DOCUMENT TEXT =>
= = = =
Closed wzmuda closed 8 months ago

wzmuda commented 10 months ago

Description

When frontend.Compile(..., &circuit) is called on a circuit := myCircuitDefinition{ ... } object, subsequent call to frontend.NewWitness(&circuit, ...) panics with can't set fr.Element from type expr.Term. I prepared a test case illustrating the problem. The test fails for every curve. I believe it shouldn't fail regardless the order in which Compile() and NewWitness() are called.

Here's the code snippet in case the link above stops working one day:

func TestCompileDoesntCorruptCircuit(t *testing.T) {
    assert := assert.New(t)
    for _, curve := range getCurves() {
        // This is deliberately instantiated inside the loop so each iteration gets a fresh object
        circuit := commitmentCircuit{X: 3}

        t.Run(
            curve.String(), func(t *testing.T) {
                ccs, err := frontend.Compile(curve.ScalarField(), scs.NewBuilder, &circuit)
                assert.NoError(err)
                assert.NotNil(ccs)

                // NewWitness fails if Compile is called on &circuit first.
                // It works ok if Compile is called after NewWitness.
                w, err := frontend.NewWitness(&circuit, curve.ScalarField())
                if err != nil {
                    t.Fatalf(
                        "frontend.Compile() corrupted circuit for curve %v; err: %v",
                        curve.String(), err
                    )
= = = =
EXTRACTED RECORDS =>
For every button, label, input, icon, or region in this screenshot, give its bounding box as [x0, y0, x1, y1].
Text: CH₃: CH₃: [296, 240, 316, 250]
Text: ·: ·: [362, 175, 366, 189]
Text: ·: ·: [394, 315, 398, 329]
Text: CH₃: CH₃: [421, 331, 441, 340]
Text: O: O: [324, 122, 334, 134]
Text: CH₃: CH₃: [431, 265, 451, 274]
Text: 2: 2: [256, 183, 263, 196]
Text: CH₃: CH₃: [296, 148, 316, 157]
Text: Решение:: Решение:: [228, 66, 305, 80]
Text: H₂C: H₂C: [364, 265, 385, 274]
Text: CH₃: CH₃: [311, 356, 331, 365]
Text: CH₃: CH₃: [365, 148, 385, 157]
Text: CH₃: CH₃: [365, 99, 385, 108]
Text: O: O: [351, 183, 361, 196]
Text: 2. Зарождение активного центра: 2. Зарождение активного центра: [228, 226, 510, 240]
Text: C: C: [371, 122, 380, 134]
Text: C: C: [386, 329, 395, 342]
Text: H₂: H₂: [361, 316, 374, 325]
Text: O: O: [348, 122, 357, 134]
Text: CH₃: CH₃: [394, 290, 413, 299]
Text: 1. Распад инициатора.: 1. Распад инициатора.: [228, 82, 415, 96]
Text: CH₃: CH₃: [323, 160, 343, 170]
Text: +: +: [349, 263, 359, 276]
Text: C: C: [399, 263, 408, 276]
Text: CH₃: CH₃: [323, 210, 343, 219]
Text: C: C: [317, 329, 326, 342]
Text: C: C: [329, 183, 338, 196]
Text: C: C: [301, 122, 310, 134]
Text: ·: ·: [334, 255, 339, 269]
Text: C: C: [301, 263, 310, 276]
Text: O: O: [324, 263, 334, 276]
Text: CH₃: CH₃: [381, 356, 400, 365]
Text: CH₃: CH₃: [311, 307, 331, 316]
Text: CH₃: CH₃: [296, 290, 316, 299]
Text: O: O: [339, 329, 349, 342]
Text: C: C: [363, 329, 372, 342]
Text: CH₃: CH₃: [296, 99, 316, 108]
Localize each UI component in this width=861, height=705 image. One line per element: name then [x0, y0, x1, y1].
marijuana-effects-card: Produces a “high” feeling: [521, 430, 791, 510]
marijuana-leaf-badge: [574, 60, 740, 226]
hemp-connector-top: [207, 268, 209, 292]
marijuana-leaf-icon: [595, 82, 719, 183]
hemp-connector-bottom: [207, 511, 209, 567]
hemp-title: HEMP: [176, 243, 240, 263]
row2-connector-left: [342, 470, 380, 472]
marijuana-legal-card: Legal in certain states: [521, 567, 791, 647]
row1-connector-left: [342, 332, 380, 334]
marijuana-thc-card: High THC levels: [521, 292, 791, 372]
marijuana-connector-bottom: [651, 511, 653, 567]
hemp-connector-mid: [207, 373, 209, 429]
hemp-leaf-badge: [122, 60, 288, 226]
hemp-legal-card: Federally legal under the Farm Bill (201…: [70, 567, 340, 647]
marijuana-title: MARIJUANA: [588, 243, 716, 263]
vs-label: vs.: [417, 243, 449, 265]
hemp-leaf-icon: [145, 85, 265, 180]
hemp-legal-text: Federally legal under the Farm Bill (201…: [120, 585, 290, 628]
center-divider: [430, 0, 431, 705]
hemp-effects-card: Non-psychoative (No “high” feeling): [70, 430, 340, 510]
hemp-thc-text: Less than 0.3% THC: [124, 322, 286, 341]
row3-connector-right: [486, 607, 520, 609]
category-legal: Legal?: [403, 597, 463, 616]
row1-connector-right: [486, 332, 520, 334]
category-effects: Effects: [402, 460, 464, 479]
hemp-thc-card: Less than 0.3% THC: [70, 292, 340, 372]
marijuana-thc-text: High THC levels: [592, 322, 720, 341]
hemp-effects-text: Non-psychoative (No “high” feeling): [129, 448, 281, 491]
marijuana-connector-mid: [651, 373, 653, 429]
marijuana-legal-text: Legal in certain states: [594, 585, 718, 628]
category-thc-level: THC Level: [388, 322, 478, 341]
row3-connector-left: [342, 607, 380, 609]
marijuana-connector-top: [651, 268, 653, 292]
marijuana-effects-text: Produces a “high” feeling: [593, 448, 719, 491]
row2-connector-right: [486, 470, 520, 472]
= = = =
PROBLEMS TO SOLVE =>
1. In the bug report on frontend.Compile and frontend.NewWitness, what message does NewWitness panic with after Compile has been called on the same circuit object?
2. Pick up the bug report on frontend.Compile and frontend.NewWitness from its last line and continue it.

ANSWERS IN ORDER =>
1. It panics with "can't set fr.Element from type expr.Term".

2.
                }
                assert.NotNil(w)
            },
        )
    }
}

Expected Behavior

The proposed test case doesn't fail. It doesn't matter if NewWitness() is called before or after Compile().

Actual Behavior

The proposed test case fails. NewWitness() must be called before Compile() to avoid gnark panicking.

Possible Fix

Steps to Reproduce

  1. Fork my branch or paste the test above to backend/plonk/plonk_test.go
  2. Run the test, it fails
  3. Change the order in which Compile() and NewWitness() are called
  4. Run the test again, it passes

Context

I was writing a simple application proving and verifying a trivial circuit using Plonk and KZG. I was getting panic() in NewWitness so I played around and I noticed that the problem goes away if I generate private witness before I compile the circuit.

To be frank I'm not 100% sure this is a bug. Another way to avoid the problem is to call Compile() on one instance of the circuit (e.g. on an empty one, like &myCircuitDefinition{}) and NewWitness() on another. On the other hand I don't see a reason Compile() would mutate the object so I guess this may be a bug.

Your Environment

ivokub commented 9 months ago

Hi,

Yes, Compile() can mutate the circuit - this happens for example when we use field emulation where we compute the overflows. You should by default instantiate different Circuit instances for compilation and witness assignment.

There is another issue if you use already assigned Circuit for compile and witness assignment. When you have set X=3 by doing circuit := commitmentCircuit{X: 3}, then the compiler can deduce that in this circuit X is a constant and perform different logic (for R1CS we encode the value as a constant and in PLONK we use another selector). Now, if you try to assign witness to the same variable, then witness assignment doesn't work as the variable is optimized out.

If you want to be able to always assign X as a witness, then you should not compile with X set to non-nil value.